Every line of the data below should be printed exactly. Nothing may be dropped.

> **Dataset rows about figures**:
---------------
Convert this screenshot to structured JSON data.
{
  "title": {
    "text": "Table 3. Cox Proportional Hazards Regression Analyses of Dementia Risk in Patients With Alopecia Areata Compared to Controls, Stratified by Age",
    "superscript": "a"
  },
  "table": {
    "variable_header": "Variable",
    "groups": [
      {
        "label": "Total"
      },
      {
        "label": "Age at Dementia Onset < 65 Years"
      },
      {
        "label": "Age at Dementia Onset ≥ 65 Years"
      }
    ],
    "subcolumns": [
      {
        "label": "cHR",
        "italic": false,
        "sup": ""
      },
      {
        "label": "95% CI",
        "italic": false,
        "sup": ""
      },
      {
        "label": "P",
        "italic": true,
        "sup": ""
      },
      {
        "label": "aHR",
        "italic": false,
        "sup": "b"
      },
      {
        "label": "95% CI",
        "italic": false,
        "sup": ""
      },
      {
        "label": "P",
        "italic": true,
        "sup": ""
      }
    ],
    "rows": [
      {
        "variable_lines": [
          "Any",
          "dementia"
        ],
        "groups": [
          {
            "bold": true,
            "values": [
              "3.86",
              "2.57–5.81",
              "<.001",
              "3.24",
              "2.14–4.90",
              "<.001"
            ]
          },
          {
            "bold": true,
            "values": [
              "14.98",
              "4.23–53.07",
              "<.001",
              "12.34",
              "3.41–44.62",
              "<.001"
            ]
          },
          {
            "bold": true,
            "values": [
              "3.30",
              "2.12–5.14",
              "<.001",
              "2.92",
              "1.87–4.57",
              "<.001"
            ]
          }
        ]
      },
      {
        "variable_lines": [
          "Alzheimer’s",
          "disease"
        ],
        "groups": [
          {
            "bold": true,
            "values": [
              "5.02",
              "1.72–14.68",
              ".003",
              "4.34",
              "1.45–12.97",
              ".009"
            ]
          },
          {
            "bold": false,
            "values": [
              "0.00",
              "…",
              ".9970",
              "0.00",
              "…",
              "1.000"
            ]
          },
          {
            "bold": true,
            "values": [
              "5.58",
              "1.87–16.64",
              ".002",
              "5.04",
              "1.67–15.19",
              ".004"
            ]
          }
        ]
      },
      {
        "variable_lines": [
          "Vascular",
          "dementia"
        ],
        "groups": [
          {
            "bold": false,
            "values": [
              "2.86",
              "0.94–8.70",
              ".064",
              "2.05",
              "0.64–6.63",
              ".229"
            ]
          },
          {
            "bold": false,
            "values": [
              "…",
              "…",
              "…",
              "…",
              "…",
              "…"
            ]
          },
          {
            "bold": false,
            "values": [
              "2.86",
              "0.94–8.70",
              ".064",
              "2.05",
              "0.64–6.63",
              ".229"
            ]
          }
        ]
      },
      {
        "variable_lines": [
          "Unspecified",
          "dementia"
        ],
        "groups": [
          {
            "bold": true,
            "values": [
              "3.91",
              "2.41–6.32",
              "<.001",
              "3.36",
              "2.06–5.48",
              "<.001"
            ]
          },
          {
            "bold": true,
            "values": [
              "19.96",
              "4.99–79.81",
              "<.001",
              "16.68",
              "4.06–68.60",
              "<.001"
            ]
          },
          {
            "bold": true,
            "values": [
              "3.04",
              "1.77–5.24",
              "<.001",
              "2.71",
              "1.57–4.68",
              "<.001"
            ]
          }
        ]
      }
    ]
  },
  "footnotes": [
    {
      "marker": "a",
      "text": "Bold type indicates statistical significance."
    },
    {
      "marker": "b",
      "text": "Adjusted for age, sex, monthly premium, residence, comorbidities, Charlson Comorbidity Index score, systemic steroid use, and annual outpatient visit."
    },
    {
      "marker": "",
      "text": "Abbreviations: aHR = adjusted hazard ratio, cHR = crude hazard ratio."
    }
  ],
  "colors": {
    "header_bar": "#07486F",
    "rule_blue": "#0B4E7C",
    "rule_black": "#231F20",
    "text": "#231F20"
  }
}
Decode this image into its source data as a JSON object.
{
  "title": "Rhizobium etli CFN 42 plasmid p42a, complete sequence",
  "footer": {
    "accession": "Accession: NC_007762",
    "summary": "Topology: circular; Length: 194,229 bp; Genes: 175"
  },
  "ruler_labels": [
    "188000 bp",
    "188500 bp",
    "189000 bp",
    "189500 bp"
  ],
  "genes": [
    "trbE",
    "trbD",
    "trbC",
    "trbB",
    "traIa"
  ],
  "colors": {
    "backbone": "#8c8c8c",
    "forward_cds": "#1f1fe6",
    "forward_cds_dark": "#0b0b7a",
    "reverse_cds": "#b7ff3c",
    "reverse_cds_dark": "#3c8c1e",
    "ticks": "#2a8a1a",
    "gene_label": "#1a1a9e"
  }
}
---------------
> **Solution for this problem**:
Convert this screenshot to structured JSON data.
{
  "title": {
    "text": "Table 3. Cox Proportional Hazards Regression Analyses of Dementia Risk in Patients With Alopecia Areata Compared to Controls, Stratified by Age",
    "superscript": "a"
  },
  "table": {
    "variable_header": "Variable",
    "groups": [
      {
        "label": "Total"
      },
      {
        "label": "Age at Dementia Onset < 65 Years"
      },
      {
        "label": "Age at Dementia Onset ≥ 65 Years"
      }
    ],
    "subcolumns": [
      {
        "label": "cHR",
        "italic": false,
        "sup": ""
      },
      {
        "label": "95% CI",
        "italic": false,
        "sup": ""
      },
      {
        "label": "P",
        "italic": true,
        "sup": ""
      },
      {
        "label": "aHR",
        "italic": false,
        "sup": "b"
      },
      {
        "label": "95% CI",
        "italic": false,
        "sup": ""
      },
      {
        "label": "P",
        "italic": true,
        "sup": ""
      }
    ],
    "rows": [
      {
        "variable_lines": [
          "Any",
          "dementia"
        ],
        "groups": [
          {
            "bold": true,
            "values": [
              "3.86",
              "2.57–5.81",
              "<.001",
              "3.24",
              "2.14–4.90",
              "<.001"
            ]
          },
          {
            "bold": true,
            "values": [
              "14.98",
              "4.23–53.07",
              "<.001",
              "12.34",
              "3.41–44.62",
              "<.001"
            ]
          },
          {
            "bold": true,
            "values": [
              "3.30",
              "2.12–5.14",
              "<.001",
              "2.92",
              "1.87–4.57",
              "<.001"
            ]
          }
        ]
      },
      {
        "variable_lines": [
          "Alzheimer’s",
          "disease"
        ],
        "groups": [
          {
            "bold": true,
            "values": [
              "5.02",
              "1.72–14.68",
              ".003",
              "4.34",
              "1.45–12.97",
              ".009"
            ]
          },
          {
            "bold": false,
            "values": [
              "0.00",
              "…",
              ".9970",
              "0.00",
              "…",
              "1.000"
            ]
          },
          {
            "bold": true,
            "values": [
              "5.58",
              "1.87–16.64",
              ".002",
              "5.04",
              "1.67–15.19",
              ".004"
            ]
          }
        ]
      },
      {
        "variable_lines": [
          "Vascular",
          "dementia"
        ],
        "groups": [
          {
            "bold": false,
            "values": [
              "2.86",
              "0.94–8.70",
              ".064",
              "2.05",
              "0.64–6.63",
              ".229"
            ]
          },
          {
            "bold": false,
            "values": [
              "…",
              "…",
              "…",
              "…",
              "…",
              "…"
            ]
          },
          {
            "bold": false,
            "values": [
              "2.86",
              "0.94–8.70",
              ".064",
              "2.05",
              "0.64–6.63",
              ".229"
            ]
          }
        ]
      },
      {
        "variable_lines": [
          "Unspecified",
          "dementia"
        ],
        "groups": [
          {
            "bold": true,
            "values": [
              "3.91",
              "2.41–6.32",
              "<.001",
              "3.36",
              "2.06–5.48",
              "<.001"
            ]
          },
          {
            "bold": true,
            "values": [
              "19.96",
              "4.99–79.81",
              "<.001",
              "16.68",
              "4.06–68.60",
              "<.001"
            ]
          },
          {
            "bold": true,
            "values": [
              "3.04",
              "1.77–5.24",
              "<.001",
              "2.71",
              "1.57–4.68",
              "<.001"
            ]
          }
        ]
      }
    ]
  },
  "footnotes": [
    {
      "marker": "a",
      "text": "Bold type indicates statistical significance."
    },
    {
      "marker": "b",
      "text": "Adjusted for age, sex, monthly premium, residence, comorbidities, Charlson Comorbidity Index score, systemic steroid use, and annual outpatient visit."
    },
    {
      "marker": "",
      "text": "Abbreviations: aHR = adjusted hazard ratio, cHR = crude hazard ratio."
    }
  ],
  "colors": {
    "header_bar": "#07486F",
    "rule_blue": "#0B4E7C",
    "rule_black": "#231F20",
    "text": "#231F20"
  }
}
Decode this image into its source data as a JSON object.
{
  "title": "Rhizobium etli CFN 42 plasmid p42a, complete sequence",
  "footer": {
    "accession": "Accession: NC_007762",
    "summary": "Topology: circular; Length: 194,229 bp; Genes: 175"
  },
  "ruler_labels": [
    "188000 bp",
    "188500 bp",
    "189000 bp",
    "189500 bp"
  ],
  "genes": [
    "trbE",
    "trbD",
    "trbC",
    "trbB",
    "traIa"
  ],
  "colors": {
    "backbone": "#8c8c8c",
    "forward_cds": "#1f1fe6",
    "forward_cds_dark": "#0b0b7a",
    "reverse_cds": "#b7ff3c",
    "reverse_cds_dark": "#3c8c1e",
    "ticks": "#2a8a1a",
    "gene_label": "#1a1a9e"
  }
}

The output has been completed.